#### Prompt
Report every line below that holds the word "JSON".

[BEGIN Dataset entries]

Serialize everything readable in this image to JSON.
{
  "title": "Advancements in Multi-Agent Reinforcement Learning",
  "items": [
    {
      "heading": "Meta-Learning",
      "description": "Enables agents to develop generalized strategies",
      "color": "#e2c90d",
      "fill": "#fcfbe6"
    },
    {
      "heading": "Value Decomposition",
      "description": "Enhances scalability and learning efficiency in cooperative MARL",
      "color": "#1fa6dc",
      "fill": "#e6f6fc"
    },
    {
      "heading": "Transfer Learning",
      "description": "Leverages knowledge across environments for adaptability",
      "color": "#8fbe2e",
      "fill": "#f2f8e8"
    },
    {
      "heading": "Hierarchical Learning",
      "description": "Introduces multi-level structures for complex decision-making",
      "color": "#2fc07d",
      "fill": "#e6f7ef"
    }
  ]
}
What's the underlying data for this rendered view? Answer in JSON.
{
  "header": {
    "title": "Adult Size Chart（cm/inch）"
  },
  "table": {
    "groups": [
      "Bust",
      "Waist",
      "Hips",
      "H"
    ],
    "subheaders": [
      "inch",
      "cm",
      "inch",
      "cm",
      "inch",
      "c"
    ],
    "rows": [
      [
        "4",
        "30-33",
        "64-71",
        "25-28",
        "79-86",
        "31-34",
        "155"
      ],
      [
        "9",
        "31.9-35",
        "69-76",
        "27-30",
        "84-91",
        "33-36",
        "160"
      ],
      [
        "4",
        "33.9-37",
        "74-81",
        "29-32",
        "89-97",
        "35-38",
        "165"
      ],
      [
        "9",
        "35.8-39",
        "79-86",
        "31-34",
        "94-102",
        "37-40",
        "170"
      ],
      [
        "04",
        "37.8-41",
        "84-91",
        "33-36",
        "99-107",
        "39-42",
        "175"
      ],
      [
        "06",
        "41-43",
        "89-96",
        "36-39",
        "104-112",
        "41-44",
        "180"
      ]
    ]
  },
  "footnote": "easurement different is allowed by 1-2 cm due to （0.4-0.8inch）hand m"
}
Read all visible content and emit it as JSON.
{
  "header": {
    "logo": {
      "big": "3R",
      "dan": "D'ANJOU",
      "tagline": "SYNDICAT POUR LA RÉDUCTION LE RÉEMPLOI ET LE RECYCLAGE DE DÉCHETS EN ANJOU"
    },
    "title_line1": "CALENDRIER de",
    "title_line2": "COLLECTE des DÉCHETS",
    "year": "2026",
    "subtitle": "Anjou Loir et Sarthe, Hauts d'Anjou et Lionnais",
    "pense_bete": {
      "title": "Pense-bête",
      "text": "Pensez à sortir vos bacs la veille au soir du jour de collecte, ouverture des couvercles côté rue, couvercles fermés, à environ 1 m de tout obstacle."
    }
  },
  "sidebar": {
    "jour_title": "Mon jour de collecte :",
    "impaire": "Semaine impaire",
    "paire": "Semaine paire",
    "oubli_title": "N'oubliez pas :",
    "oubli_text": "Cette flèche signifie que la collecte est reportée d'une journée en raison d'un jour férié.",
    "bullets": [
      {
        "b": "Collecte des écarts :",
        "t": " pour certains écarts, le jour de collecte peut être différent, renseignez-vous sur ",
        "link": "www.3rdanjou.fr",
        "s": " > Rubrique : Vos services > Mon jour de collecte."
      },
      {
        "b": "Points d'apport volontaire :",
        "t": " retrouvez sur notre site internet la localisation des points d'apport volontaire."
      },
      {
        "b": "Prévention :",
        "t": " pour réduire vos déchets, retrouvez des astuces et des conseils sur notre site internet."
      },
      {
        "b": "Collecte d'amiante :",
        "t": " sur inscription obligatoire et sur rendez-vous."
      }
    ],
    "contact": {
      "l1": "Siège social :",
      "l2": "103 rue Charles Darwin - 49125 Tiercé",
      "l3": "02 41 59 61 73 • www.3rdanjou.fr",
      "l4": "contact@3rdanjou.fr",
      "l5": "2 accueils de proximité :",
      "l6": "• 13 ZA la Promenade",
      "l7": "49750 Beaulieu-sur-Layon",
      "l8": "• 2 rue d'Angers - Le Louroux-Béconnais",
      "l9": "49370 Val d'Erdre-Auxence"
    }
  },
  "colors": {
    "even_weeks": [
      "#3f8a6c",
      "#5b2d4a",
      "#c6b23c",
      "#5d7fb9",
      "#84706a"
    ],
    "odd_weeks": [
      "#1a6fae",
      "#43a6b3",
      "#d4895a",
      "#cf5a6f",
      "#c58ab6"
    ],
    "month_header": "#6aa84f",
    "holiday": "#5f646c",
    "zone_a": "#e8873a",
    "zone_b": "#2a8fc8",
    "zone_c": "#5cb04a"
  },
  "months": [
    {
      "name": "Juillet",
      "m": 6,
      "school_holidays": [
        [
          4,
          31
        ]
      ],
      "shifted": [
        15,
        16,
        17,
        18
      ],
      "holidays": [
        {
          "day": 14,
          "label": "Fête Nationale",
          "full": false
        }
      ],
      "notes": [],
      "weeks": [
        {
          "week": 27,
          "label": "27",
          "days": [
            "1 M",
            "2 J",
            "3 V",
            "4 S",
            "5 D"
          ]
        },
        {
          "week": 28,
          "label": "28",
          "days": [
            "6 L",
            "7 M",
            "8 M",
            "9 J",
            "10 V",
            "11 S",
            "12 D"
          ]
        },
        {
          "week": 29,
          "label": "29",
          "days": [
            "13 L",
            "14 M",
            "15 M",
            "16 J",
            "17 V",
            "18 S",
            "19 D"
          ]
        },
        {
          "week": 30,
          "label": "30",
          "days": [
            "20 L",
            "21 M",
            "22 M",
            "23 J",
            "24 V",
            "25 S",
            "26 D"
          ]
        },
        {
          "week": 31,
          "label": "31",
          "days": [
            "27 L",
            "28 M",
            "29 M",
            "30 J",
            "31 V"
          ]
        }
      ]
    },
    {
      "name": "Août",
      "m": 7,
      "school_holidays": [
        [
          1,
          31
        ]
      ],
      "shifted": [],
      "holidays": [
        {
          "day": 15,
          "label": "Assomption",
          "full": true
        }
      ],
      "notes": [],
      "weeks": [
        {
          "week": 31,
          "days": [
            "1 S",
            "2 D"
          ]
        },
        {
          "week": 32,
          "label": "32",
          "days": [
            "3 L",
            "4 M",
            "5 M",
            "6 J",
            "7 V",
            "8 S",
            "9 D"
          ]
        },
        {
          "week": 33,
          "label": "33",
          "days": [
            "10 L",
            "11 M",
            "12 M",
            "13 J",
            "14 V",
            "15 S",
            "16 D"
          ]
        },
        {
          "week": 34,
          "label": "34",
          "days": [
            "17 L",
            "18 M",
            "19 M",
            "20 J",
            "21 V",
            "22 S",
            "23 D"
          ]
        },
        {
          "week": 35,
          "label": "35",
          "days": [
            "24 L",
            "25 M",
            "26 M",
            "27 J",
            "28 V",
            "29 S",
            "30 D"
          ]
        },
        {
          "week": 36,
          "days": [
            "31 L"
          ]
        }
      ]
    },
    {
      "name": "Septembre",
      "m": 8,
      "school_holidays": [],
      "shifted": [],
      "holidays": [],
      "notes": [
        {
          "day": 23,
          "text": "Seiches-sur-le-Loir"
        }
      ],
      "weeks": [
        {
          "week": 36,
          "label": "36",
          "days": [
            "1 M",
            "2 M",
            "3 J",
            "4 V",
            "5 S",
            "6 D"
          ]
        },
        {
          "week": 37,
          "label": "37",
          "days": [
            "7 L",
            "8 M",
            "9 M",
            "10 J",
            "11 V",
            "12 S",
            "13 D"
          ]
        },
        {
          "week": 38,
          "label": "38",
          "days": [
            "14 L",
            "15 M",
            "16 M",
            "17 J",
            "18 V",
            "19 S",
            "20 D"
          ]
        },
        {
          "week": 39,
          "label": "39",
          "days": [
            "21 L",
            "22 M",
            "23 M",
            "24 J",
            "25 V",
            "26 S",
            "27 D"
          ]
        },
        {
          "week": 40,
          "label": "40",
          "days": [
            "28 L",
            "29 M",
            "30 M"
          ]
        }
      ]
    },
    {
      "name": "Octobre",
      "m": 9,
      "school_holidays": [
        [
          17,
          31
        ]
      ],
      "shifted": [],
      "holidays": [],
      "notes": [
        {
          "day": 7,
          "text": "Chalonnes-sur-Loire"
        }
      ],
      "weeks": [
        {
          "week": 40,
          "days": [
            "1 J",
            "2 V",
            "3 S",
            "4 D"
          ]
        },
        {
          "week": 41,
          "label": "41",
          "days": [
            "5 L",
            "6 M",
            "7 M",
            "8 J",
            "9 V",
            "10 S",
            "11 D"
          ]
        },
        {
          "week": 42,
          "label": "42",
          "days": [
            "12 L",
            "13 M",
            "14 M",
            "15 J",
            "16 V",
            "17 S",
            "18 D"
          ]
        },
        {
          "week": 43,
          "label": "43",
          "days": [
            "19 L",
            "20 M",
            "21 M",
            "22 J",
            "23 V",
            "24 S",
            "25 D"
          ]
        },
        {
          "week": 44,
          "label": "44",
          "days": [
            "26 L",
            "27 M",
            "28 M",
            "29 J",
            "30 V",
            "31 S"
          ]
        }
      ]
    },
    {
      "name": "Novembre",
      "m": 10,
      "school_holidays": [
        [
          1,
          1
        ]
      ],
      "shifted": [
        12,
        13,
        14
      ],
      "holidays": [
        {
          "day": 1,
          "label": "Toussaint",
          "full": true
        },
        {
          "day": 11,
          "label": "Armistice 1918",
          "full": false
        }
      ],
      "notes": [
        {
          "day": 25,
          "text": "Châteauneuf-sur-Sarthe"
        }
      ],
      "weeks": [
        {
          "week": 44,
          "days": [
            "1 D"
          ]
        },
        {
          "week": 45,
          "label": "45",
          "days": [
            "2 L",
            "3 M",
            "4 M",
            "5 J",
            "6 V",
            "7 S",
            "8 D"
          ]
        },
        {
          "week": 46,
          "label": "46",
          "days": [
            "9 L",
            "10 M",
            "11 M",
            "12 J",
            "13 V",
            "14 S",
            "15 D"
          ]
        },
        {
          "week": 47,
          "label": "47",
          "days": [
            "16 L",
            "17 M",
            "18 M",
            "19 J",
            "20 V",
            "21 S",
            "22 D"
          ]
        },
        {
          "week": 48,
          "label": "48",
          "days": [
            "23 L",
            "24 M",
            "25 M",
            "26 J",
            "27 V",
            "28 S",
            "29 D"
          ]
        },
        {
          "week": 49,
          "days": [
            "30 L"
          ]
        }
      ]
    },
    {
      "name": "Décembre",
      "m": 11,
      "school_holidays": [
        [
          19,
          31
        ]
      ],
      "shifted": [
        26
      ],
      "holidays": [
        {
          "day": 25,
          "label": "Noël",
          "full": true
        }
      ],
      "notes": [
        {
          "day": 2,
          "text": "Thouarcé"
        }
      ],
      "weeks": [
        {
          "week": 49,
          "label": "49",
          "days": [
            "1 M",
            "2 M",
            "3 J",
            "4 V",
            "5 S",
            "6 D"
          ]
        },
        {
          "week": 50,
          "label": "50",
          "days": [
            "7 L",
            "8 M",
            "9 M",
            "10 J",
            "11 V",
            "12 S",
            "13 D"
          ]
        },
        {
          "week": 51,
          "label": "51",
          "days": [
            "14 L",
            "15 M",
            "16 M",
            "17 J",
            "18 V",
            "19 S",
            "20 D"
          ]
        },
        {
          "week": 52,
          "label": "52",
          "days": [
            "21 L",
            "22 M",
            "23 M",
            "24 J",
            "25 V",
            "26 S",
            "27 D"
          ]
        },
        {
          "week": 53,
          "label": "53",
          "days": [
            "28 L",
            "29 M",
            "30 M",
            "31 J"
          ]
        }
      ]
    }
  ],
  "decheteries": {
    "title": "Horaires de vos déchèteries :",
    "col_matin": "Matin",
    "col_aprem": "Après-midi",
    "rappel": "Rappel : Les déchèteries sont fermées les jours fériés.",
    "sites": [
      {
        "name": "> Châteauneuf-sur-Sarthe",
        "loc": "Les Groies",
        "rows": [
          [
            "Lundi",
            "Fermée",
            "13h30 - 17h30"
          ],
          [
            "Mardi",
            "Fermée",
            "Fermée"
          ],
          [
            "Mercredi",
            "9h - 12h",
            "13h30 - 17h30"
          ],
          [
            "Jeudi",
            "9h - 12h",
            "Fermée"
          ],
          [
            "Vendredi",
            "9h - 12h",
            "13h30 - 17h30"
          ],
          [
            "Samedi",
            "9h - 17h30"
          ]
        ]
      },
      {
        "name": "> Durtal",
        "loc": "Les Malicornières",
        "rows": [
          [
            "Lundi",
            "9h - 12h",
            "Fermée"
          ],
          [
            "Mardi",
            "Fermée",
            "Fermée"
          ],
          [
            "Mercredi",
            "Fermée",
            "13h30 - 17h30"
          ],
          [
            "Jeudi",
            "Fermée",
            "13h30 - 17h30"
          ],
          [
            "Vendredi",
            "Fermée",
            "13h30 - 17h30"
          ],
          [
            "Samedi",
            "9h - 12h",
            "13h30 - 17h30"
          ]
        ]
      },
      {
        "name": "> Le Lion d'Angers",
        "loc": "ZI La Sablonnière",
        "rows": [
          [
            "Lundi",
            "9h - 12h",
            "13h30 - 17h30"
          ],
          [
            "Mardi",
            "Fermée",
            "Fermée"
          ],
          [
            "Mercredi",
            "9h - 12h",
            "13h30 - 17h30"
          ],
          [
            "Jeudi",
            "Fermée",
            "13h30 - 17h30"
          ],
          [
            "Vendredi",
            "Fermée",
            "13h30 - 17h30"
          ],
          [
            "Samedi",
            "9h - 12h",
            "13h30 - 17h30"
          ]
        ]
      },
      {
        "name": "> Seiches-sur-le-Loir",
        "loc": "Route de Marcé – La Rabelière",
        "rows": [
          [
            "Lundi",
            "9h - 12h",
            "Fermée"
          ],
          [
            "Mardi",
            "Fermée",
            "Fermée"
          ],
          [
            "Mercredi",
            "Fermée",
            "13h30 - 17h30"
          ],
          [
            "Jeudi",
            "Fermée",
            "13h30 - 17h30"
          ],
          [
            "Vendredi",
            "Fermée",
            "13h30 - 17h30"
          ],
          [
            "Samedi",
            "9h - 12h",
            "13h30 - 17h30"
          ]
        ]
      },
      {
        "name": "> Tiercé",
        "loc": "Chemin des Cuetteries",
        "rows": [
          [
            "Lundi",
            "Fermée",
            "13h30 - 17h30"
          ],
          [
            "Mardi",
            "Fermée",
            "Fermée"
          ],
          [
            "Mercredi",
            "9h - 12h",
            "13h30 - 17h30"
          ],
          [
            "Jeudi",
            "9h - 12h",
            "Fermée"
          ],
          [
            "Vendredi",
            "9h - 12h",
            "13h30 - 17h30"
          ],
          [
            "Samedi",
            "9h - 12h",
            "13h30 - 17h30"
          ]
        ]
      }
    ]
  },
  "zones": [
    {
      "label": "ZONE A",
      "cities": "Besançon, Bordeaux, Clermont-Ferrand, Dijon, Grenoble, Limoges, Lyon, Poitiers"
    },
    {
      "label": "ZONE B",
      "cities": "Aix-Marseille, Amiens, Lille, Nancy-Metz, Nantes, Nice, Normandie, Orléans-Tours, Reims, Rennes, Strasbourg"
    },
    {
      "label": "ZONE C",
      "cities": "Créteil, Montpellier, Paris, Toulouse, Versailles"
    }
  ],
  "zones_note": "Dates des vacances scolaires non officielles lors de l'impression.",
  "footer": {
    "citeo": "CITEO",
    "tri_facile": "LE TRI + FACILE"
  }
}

[END Dataset entries]

#### Correct result
Serialize everything readable in this image to JSON.
What's the underlying data for this rendered view? Answer in JSON.
Read all visible content and emit it as JSON.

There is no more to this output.